Data listing
________

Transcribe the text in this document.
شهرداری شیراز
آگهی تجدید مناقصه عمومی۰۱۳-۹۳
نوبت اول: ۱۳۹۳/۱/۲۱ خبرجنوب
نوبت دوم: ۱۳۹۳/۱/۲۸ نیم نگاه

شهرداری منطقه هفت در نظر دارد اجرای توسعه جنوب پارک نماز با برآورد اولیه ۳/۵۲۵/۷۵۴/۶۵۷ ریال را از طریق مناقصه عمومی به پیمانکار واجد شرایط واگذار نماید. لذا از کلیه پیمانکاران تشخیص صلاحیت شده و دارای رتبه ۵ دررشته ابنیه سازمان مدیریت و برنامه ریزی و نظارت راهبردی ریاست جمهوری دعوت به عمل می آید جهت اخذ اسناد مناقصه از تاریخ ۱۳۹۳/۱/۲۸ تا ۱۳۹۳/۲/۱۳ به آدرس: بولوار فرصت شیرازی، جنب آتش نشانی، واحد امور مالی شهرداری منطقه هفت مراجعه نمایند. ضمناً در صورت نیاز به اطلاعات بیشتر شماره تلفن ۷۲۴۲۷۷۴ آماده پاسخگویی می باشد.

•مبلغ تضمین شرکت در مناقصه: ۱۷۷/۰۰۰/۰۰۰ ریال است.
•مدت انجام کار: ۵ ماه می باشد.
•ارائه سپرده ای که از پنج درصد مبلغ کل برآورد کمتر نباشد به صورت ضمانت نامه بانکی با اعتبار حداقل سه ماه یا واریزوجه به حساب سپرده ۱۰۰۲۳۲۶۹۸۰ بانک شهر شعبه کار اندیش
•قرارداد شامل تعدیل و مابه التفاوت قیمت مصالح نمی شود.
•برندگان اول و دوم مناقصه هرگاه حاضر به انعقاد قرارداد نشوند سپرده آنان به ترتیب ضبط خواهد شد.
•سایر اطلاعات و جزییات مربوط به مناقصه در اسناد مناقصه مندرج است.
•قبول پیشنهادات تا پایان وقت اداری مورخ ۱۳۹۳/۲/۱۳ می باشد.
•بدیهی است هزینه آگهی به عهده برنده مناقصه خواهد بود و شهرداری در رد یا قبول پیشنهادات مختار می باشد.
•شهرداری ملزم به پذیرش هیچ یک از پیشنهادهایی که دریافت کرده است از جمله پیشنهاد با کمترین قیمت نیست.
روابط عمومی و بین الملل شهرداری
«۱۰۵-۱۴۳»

________

Goal :: Make an exact copy of all the data.

Exercise output ::
Transcribe the text in this document.
شهرداری شیراز
آگهی تجدید مناقصه عمومی۰۱۳-۹۳
نوبت اول: ۱۳۹۳/۱/۲۱ خبرجنوب
نوبت دوم: ۱۳۹۳/۱/۲۸ نیم نگاه

شهرداری منطقه هفت در نظر دارد اجرای توسعه جنوب پارک نماز با برآورد اولیه ۳/۵۲۵/۷۵۴/۶۵۷ ریال را از طریق مناقصه عمومی به پیمانکار واجد شرایط واگذار نماید. لذا از کلیه پیمانکاران تشخیص صلاحیت شده و دارای رتبه ۵ دررشته ابنیه سازمان مدیریت و برنامه ریزی و نظارت راهبردی ریاست جمهوری دعوت به عمل می آید جهت اخذ اسناد مناقصه از تاریخ ۱۳۹۳/۱/۲۸ تا ۱۳۹۳/۲/۱۳ به آدرس: بولوار فرصت شیرازی، جنب آتش نشانی، واحد امور مالی شهرداری منطقه هفت مراجعه نمایند. ضمناً در صورت نیاز به اطلاعات بیشتر شماره تلفن ۷۲۴۲۷۷۴ آماده پاسخگویی می باشد.

•مبلغ تضمین شرکت در مناقصه: ۱۷۷/۰۰۰/۰۰۰ ریال است.
•مدت انجام کار: ۵ ماه می باشد.
•ارائه سپرده ای که از پنج درصد مبلغ کل برآورد کمتر نباشد به صورت ضمانت نامه بانکی با اعتبار حداقل سه ماه یا واریزوجه به حساب سپرده ۱۰۰۲۳۲۶۹۸۰ بانک شهر شعبه کار اندیش
•قرارداد شامل تعدیل و مابه التفاوت قیمت مصالح نمی شود.
•برندگان اول و دوم مناقصه هرگاه حاضر به انعقاد قرارداد نشوند سپرده آنان به ترتیب ضبط خواهد شد.
•سایر اطلاعات و جزییات مربوط به مناقصه در اسناد مناقصه مندرج است.
•قبول پیشنهادات تا پایان وقت اداری مورخ ۱۳۹۳/۲/۱۳ می باشد.
•بدیهی است هزینه آگهی به عهده برنده مناقصه خواهد بود و شهرداری در رد یا قبول پیشنهادات مختار می باشد.
•شهرداری ملزم به پذیرش هیچ یک از پیشنهادهایی که دریافت کرده است از جمله پیشنهاد با کمترین قیمت نیست.
روابط عمومی و بین الملل شهرداری
«۱۰۵-۱۴۳»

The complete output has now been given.